Recorded data:
#####
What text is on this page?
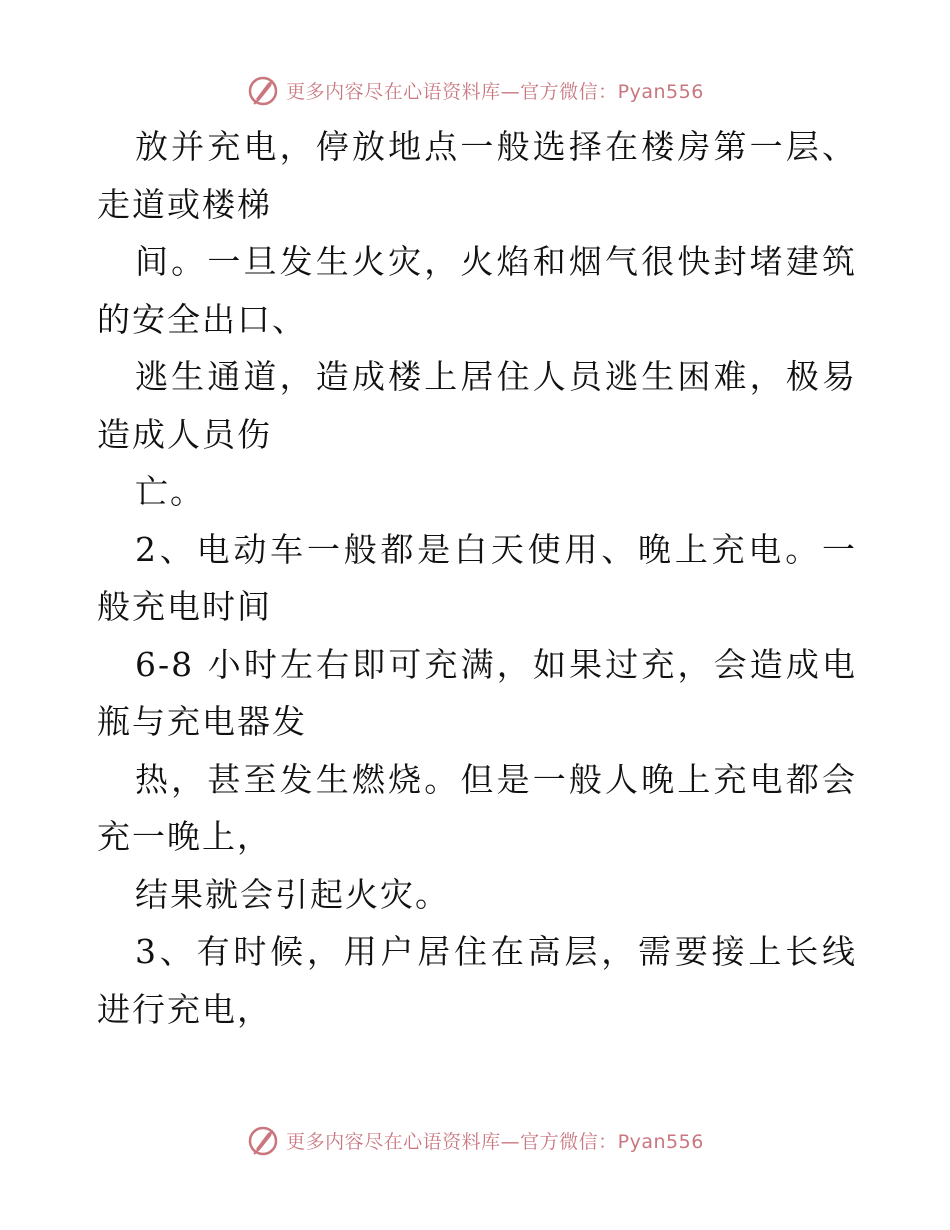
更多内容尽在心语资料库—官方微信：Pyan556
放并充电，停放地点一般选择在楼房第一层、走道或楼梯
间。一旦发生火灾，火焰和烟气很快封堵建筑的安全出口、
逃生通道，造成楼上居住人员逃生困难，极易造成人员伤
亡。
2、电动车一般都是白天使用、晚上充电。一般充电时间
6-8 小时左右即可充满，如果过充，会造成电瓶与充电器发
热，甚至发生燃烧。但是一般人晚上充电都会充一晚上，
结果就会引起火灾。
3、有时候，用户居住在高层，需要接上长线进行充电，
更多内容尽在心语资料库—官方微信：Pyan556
#####
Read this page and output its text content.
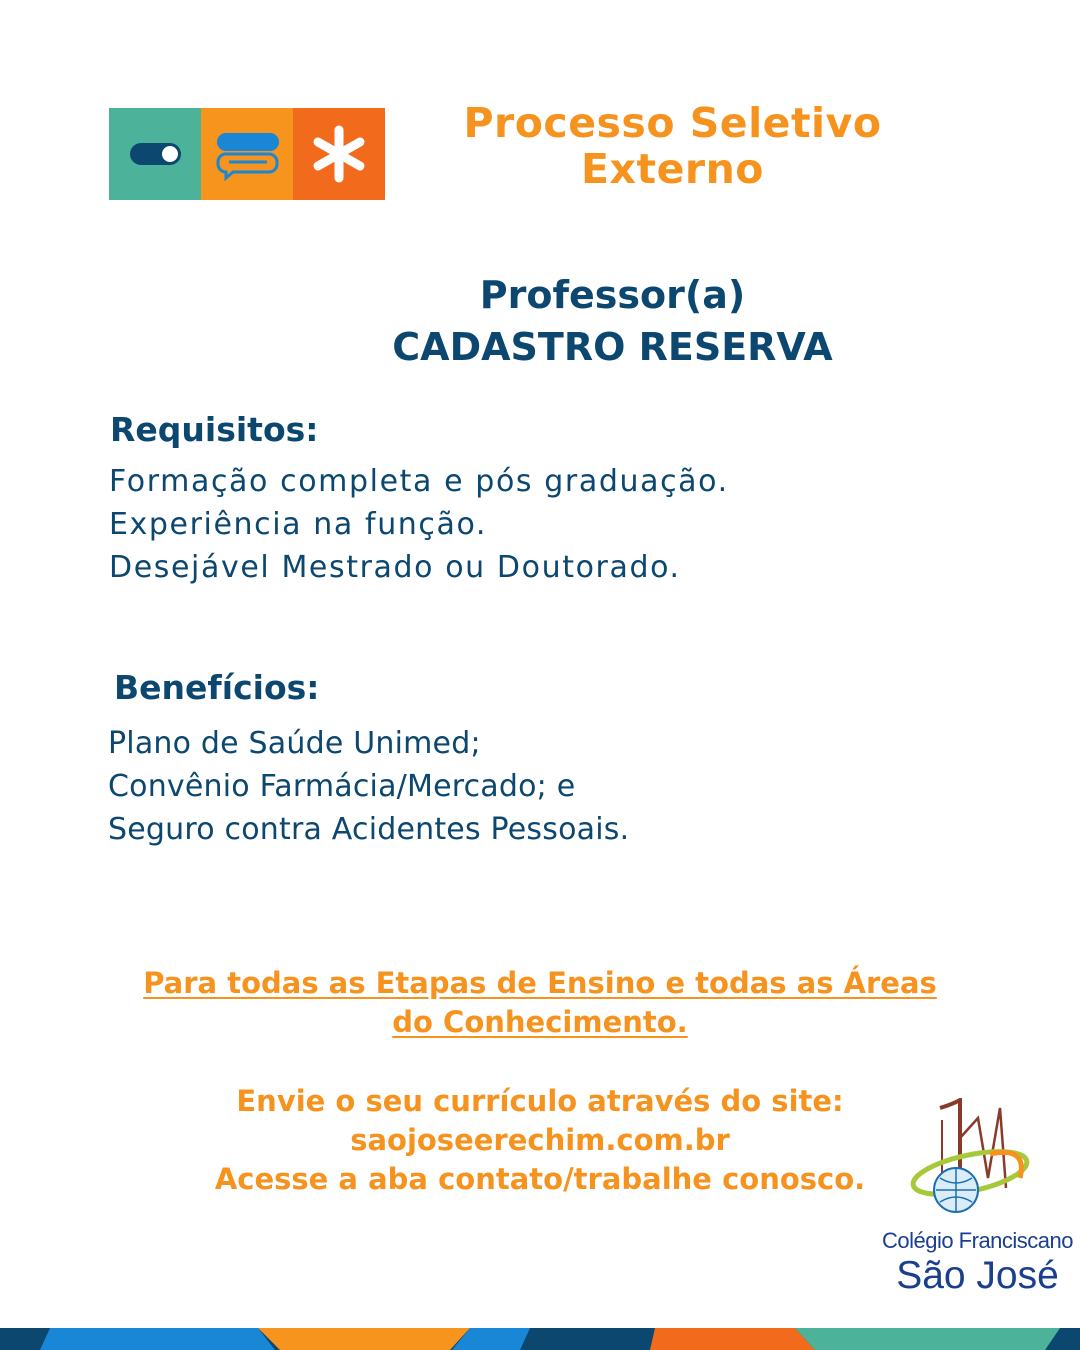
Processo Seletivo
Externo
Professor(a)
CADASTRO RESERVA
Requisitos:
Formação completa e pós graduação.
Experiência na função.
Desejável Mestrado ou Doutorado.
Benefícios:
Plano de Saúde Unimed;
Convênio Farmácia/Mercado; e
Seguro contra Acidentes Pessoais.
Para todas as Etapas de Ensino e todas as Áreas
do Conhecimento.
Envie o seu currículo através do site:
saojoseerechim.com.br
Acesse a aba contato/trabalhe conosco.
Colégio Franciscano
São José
#####
JOB: Copy every line above that holds the word "this".

THE COMPLETED TASK:
What text is on this page?
Read this page and output its text content.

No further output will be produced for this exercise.